[A block of data]
···

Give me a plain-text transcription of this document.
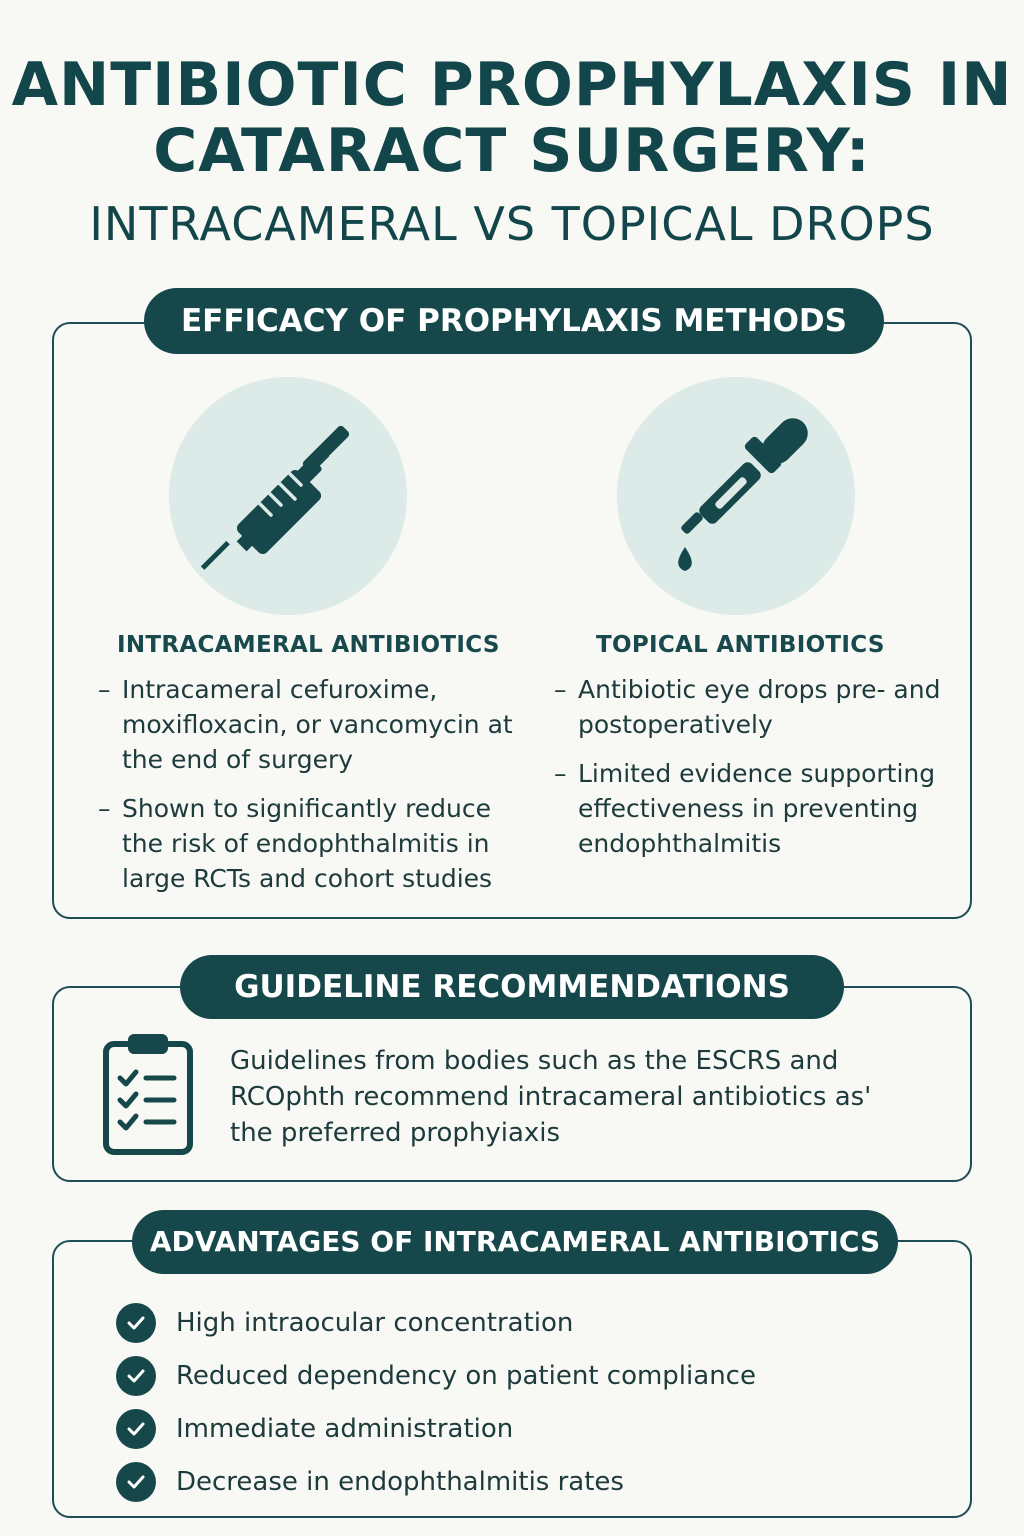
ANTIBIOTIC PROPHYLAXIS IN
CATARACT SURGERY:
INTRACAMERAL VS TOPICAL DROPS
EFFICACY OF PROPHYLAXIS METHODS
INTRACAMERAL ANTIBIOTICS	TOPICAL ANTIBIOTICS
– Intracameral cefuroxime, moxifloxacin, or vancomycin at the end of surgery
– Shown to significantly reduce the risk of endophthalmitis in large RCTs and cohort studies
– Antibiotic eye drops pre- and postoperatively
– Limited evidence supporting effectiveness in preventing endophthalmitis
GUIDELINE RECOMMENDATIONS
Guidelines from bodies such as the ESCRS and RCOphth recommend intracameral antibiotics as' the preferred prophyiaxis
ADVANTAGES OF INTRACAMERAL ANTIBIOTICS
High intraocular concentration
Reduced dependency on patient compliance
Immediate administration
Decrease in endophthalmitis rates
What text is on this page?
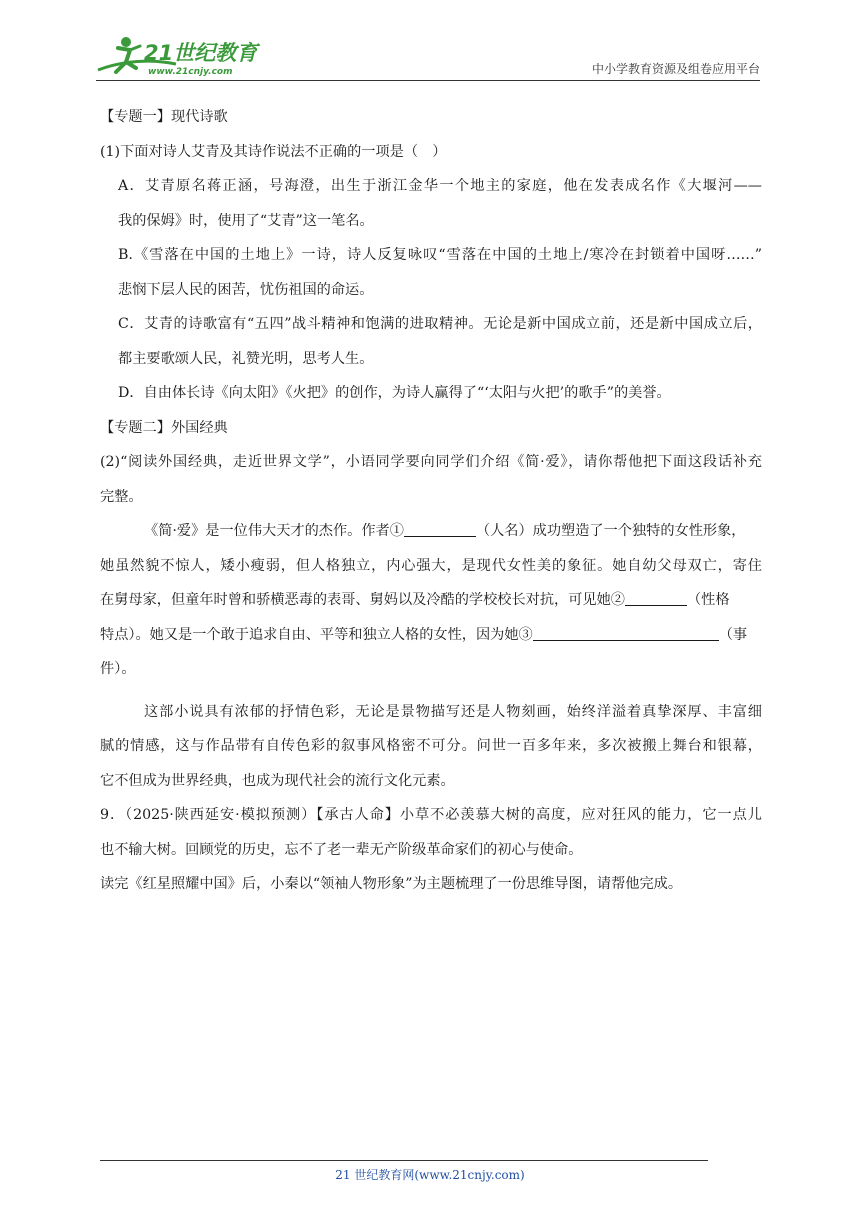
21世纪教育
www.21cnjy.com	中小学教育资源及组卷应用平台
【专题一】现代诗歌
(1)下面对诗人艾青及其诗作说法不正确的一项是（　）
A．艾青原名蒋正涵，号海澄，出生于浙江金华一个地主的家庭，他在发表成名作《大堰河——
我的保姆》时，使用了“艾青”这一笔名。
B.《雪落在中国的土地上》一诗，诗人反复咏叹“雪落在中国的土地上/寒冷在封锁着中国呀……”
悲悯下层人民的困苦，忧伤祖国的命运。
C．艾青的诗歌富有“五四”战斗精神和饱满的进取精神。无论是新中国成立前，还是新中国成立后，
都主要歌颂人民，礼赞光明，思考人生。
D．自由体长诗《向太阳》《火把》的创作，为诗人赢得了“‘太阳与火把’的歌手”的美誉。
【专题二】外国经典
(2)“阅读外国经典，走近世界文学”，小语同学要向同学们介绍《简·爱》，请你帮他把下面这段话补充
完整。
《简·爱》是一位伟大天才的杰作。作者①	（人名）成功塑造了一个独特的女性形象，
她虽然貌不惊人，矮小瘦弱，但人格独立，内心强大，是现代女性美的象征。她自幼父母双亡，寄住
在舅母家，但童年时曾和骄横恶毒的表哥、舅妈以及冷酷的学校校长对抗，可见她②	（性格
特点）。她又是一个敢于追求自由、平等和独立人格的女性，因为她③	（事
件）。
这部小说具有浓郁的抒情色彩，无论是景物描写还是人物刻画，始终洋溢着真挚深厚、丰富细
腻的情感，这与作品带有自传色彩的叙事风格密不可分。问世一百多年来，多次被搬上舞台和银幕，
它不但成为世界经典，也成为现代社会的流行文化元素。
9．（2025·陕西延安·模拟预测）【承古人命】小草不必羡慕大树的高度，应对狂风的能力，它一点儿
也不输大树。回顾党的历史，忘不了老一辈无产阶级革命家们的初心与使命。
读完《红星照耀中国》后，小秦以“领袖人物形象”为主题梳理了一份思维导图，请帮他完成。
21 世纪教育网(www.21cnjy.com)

···

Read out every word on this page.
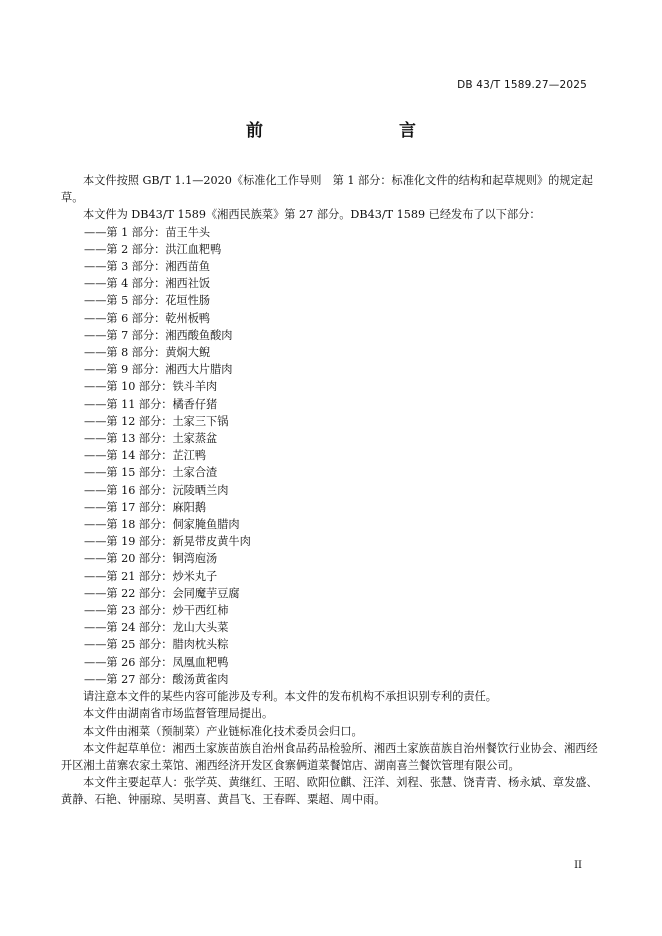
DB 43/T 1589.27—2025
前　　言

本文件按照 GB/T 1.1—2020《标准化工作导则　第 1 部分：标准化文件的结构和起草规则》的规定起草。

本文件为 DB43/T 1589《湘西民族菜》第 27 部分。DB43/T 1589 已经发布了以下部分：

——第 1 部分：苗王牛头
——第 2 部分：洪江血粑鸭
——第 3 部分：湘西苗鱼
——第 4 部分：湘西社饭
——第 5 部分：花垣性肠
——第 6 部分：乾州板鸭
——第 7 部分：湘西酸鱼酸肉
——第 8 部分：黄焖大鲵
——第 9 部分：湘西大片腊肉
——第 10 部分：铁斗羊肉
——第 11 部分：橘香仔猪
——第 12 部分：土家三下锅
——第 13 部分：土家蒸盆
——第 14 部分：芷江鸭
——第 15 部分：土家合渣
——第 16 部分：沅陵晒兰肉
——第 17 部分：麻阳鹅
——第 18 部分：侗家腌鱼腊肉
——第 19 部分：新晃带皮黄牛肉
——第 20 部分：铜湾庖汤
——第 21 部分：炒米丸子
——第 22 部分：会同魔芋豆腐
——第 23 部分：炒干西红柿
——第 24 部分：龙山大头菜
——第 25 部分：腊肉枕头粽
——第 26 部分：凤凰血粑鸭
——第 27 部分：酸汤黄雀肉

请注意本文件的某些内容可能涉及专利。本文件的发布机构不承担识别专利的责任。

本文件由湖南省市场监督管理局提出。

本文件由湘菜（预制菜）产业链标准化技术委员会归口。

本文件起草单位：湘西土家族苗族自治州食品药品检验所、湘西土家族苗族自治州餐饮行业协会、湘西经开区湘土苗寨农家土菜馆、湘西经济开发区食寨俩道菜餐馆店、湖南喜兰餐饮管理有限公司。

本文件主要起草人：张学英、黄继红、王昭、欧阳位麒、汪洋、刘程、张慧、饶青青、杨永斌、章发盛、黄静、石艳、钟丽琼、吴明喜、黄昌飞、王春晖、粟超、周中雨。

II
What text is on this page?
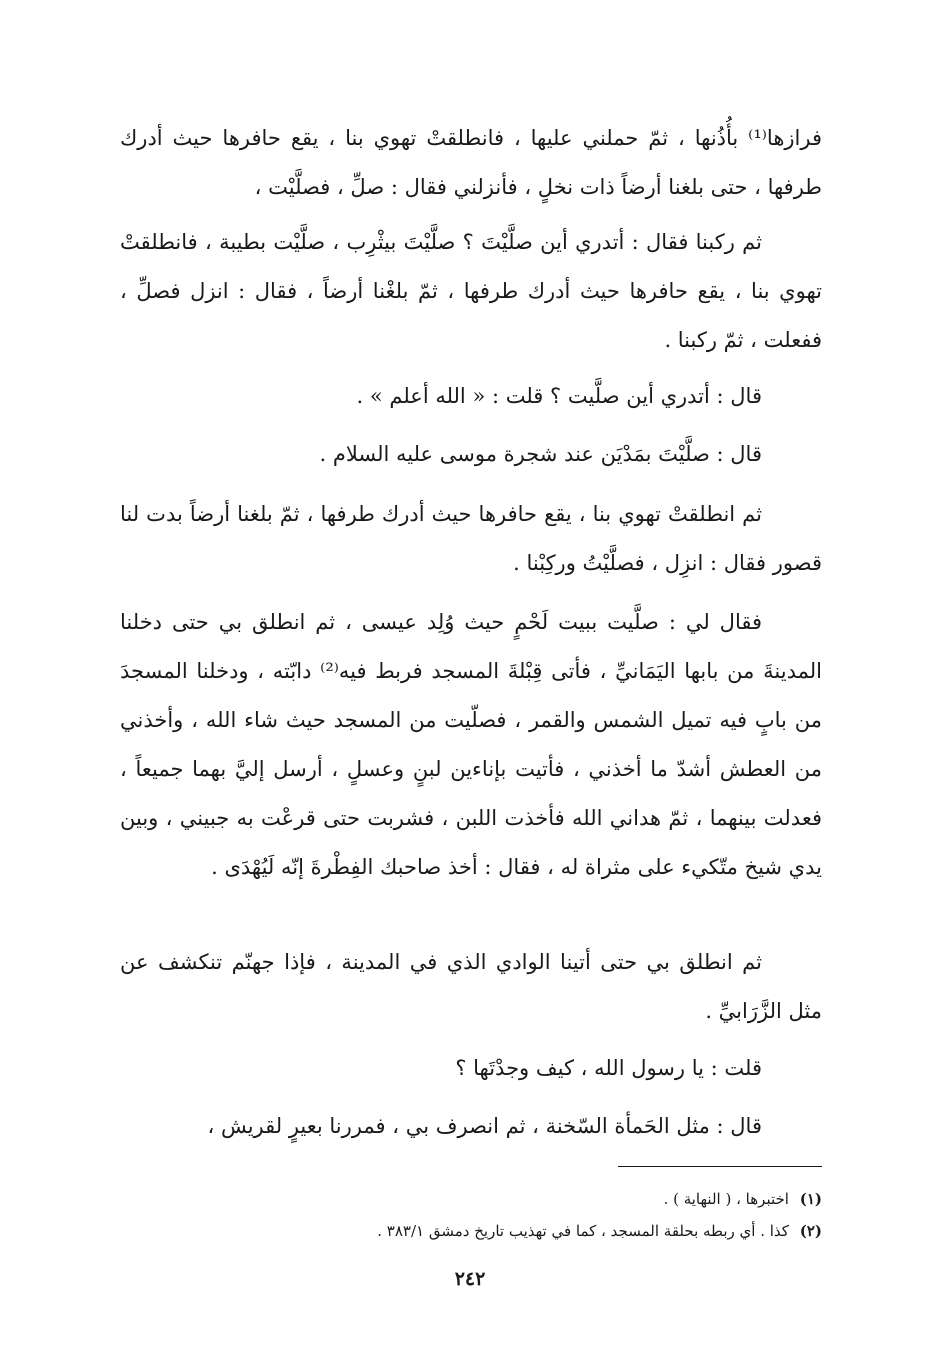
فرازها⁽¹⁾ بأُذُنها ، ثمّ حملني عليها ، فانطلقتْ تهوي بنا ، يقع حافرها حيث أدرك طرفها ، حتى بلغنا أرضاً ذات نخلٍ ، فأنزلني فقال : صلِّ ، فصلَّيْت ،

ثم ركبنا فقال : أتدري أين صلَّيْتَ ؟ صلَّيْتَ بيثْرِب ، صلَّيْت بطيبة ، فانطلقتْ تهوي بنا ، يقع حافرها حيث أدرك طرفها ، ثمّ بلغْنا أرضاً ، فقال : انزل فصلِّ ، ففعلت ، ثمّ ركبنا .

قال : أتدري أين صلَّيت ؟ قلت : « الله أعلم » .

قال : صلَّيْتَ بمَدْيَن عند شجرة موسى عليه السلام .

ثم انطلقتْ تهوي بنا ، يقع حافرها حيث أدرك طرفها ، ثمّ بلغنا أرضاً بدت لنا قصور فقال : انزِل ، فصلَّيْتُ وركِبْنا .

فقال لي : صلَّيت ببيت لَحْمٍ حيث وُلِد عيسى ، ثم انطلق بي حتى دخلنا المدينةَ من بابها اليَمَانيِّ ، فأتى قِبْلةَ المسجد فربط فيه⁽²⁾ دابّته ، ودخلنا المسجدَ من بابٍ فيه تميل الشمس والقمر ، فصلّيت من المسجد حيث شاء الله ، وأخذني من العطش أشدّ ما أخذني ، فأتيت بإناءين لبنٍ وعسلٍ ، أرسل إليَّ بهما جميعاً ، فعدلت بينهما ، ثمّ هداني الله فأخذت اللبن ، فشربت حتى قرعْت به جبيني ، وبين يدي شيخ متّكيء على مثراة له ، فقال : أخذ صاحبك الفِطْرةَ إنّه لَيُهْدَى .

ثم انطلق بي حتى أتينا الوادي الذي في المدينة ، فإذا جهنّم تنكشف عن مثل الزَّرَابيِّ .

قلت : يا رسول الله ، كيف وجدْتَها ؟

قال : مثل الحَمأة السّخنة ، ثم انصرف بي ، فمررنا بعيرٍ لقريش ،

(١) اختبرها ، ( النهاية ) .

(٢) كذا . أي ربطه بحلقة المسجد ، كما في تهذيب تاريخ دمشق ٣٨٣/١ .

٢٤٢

···

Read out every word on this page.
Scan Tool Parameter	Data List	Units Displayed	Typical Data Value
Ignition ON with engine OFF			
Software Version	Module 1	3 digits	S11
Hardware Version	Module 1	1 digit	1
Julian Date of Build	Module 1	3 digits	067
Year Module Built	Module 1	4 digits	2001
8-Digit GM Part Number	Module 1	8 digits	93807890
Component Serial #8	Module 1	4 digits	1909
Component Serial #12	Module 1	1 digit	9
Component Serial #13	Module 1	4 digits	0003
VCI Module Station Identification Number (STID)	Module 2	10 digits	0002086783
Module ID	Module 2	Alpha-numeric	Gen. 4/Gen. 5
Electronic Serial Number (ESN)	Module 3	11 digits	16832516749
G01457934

···

Set problem | Find the word "Module" and list each line it appears in.

Solution to the exercise |
Software Version	Module 1	3 digits	S11
Hardware Version	Module 1	1 digit	1
Julian Date of Build	Module 1	3 digits	067
Year Module Built	Module 1	4 digits	2001
8-Digit GM Part Number	Module 1	8 digits	93807890
Component Serial #8	Module 1	4 digits	1909
Component Serial #12	Module 1	1 digit	9
Component Serial #13	Module 1	4 digits	0003
VCI Module Station Identification Number (STID)	Module 2	10 digits	0002086783
Module ID	Module 2	Alpha-numeric	Gen. 4/Gen. 5
Electronic Serial Number (ESN)	Module 3	11 digits	16832516749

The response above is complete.